* START PROVIDED ENTRIES *

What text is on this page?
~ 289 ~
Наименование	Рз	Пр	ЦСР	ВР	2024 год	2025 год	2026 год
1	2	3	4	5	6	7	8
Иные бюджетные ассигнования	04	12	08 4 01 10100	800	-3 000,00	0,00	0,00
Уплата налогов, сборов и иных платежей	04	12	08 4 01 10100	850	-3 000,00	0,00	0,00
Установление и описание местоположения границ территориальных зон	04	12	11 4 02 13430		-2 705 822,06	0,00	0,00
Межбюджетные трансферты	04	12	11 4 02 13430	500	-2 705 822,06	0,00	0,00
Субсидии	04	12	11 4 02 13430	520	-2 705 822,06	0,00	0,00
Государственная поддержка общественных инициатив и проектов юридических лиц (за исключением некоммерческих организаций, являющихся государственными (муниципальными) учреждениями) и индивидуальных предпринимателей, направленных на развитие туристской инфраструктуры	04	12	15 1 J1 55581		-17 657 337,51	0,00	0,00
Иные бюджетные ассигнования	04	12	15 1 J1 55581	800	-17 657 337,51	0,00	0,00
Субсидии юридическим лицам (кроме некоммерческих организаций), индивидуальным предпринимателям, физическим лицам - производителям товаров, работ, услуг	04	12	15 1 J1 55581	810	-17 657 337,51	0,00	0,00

* END PROVIDED ENTRIES *

* [OBJECTIVE]: Find the string "организаций" in the listing and return every line that holds it.

* [SOLUTION FOR THIS PROBLEM]:
Государственная поддержка общественных инициатив и проектов юридических лиц (за исключением некоммерческих организаций, являющихся государственными (муниципальными) учреждениями) и индивидуальных предпринимателей, направленных на развитие туристской инфраструктуры	04	12	15 1 J1 55581		-17 657 337,51	0,00	0,00
Субсидии юридическим лицам (кроме некоммерческих организаций), индивидуальным предпринимателям, физическим лицам - производителям товаров, работ, услуг	04	12	15 1 J1 55581	810	-17 657 337,51	0,00	0,00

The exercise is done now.